[START OF MATERIAL SHOWN]
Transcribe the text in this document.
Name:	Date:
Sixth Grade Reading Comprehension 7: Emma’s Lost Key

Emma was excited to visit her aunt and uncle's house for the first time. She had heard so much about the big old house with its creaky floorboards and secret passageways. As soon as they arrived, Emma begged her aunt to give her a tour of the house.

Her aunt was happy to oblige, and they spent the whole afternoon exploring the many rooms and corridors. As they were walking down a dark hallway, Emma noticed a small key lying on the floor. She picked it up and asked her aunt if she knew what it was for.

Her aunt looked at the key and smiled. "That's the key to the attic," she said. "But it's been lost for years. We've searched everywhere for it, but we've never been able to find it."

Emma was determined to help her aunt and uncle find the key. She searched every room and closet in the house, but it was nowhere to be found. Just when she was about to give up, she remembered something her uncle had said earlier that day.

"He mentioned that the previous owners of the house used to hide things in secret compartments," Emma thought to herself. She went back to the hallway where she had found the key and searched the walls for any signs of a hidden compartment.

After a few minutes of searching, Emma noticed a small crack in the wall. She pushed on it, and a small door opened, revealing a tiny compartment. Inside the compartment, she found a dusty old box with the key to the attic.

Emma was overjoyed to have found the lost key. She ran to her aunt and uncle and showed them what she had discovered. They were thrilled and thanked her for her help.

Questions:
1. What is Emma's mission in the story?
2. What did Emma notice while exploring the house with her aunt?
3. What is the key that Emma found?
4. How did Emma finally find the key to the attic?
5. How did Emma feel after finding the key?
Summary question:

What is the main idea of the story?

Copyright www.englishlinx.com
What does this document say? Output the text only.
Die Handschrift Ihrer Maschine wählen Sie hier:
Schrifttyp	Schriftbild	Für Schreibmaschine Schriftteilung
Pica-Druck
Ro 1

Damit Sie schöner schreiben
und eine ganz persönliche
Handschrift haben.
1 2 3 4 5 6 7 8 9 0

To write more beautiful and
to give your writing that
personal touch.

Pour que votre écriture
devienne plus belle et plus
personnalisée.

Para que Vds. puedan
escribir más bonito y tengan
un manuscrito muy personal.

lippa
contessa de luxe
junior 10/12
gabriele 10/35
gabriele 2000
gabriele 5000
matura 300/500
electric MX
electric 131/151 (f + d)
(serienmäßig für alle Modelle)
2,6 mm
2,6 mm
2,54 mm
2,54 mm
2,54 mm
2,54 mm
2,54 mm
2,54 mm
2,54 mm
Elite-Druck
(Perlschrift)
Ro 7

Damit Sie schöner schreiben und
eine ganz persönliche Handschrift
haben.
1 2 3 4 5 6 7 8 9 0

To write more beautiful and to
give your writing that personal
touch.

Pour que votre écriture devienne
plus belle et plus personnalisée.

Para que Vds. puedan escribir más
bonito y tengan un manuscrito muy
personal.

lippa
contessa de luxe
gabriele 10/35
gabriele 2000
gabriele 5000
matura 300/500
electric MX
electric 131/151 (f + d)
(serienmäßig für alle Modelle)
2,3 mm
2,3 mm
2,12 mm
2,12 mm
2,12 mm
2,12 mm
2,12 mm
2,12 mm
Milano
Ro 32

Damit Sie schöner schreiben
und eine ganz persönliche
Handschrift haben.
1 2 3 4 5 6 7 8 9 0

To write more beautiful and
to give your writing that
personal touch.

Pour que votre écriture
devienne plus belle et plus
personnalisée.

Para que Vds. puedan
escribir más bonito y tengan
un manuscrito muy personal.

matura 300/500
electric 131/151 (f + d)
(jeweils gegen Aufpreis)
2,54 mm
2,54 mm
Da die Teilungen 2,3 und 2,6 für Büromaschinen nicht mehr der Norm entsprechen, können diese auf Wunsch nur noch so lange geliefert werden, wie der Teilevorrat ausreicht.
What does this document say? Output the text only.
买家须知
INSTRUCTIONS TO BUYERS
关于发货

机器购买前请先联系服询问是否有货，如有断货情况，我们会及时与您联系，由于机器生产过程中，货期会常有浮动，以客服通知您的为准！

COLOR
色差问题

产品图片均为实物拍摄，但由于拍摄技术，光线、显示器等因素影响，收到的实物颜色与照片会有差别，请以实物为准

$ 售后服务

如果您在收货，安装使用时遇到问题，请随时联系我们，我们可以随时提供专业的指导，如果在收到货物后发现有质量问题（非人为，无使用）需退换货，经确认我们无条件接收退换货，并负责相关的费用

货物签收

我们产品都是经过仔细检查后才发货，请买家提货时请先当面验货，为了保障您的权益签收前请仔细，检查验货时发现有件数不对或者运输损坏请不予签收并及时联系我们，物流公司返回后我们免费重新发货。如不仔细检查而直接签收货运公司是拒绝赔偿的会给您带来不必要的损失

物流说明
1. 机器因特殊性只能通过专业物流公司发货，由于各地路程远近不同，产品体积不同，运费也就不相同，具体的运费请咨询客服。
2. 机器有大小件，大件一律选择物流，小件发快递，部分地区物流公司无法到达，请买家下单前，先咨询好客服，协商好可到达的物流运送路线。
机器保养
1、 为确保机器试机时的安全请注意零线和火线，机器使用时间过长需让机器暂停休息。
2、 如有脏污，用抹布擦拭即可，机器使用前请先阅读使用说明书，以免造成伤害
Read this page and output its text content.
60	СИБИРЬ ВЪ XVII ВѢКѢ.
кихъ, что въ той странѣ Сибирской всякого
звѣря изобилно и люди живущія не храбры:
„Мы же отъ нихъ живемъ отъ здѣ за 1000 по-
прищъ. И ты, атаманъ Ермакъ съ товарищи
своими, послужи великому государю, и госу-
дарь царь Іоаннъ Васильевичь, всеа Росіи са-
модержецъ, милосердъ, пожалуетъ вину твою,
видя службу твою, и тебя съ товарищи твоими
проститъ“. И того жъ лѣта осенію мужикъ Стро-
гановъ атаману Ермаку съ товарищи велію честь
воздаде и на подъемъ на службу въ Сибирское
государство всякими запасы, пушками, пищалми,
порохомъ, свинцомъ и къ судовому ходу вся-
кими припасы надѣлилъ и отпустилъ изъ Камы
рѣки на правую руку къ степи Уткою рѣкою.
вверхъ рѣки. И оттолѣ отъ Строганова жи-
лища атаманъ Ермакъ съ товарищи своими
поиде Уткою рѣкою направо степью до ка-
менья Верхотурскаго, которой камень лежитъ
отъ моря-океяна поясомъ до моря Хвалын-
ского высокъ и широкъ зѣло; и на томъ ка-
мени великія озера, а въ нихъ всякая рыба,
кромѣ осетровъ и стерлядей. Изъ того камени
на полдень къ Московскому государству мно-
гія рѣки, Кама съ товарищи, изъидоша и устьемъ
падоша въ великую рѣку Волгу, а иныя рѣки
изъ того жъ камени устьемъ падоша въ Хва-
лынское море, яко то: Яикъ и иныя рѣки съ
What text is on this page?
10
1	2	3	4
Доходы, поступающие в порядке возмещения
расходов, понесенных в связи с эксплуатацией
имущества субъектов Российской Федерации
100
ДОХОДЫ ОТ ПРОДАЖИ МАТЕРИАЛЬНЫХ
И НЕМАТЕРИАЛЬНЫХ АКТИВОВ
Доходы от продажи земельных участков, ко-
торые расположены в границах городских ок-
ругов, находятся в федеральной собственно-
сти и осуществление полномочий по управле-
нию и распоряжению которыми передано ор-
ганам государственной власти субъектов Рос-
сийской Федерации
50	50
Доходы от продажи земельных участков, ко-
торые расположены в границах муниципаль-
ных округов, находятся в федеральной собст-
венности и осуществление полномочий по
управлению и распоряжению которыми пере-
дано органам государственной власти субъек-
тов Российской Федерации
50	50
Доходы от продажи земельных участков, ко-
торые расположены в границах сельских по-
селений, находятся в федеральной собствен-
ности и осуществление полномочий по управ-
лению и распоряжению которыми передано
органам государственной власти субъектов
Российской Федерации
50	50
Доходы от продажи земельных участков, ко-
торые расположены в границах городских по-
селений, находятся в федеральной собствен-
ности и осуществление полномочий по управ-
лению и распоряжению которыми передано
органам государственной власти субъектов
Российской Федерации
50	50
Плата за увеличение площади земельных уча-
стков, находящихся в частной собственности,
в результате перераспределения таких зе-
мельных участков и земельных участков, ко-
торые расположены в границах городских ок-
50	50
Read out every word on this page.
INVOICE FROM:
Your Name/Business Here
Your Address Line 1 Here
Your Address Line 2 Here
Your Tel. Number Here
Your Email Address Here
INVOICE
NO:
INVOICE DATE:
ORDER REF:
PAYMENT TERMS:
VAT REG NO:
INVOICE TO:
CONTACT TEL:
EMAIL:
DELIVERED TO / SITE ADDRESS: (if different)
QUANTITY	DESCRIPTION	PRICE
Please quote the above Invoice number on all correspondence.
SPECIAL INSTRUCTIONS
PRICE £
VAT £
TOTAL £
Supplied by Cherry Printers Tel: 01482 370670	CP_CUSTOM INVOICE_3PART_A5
[END OF MATERIAL SHOWN]
The lines to reproduce run from the one that contains "What text is on this page?" through the last line above; copy them exactly.

What text is on this page?
10
1	2	3	4
Доходы, поступающие в порядке возмещения
расходов, понесенных в связи с эксплуатацией
имущества субъектов Российской Федерации
100
ДОХОДЫ ОТ ПРОДАЖИ МАТЕРИАЛЬНЫХ
И НЕМАТЕРИАЛЬНЫХ АКТИВОВ
Доходы от продажи земельных участков, ко-
торые расположены в границах городских ок-
ругов, находятся в федеральной собственно-
сти и осуществление полномочий по управле-
нию и распоряжению которыми передано ор-
ганам государственной власти субъектов Рос-
сийской Федерации
50	50
Доходы от продажи земельных участков, ко-
торые расположены в границах муниципаль-
ных округов, находятся в федеральной собст-
венности и осуществление полномочий по
управлению и распоряжению которыми пере-
дано органам государственной власти субъек-
тов Российской Федерации
50	50
Доходы от продажи земельных участков, ко-
торые расположены в границах сельских по-
селений, находятся в федеральной собствен-
ности и осуществление полномочий по управ-
лению и распоряжению которыми передано
органам государственной власти субъектов
Российской Федерации
50	50
Доходы от продажи земельных участков, ко-
торые расположены в границах городских по-
селений, находятся в федеральной собствен-
ности и осуществление полномочий по управ-
лению и распоряжению которыми передано
органам государственной власти субъектов
Российской Федерации
50	50
Плата за увеличение площади земельных уча-
стков, находящихся в частной собственности,
в результате перераспределения таких зе-
мельных участков и земельных участков, ко-
торые расположены в границах городских ок-
50	50
Read out every word on this page.
INVOICE FROM:
Your Name/Business Here
Your Address Line 1 Here
Your Address Line 2 Here
Your Tel. Number Here
Your Email Address Here
INVOICE
NO:
INVOICE DATE:
ORDER REF:
PAYMENT TERMS:
VAT REG NO:
INVOICE TO:
CONTACT TEL:
EMAIL:
DELIVERED TO / SITE ADDRESS: (if different)
QUANTITY	DESCRIPTION	PRICE
Please quote the above Invoice number on all correspondence.
SPECIAL INSTRUCTIONS
PRICE £
VAT £
TOTAL £
Supplied by Cherry Printers Tel: 01482 370670	CP_CUSTOM INVOICE_3PART_A5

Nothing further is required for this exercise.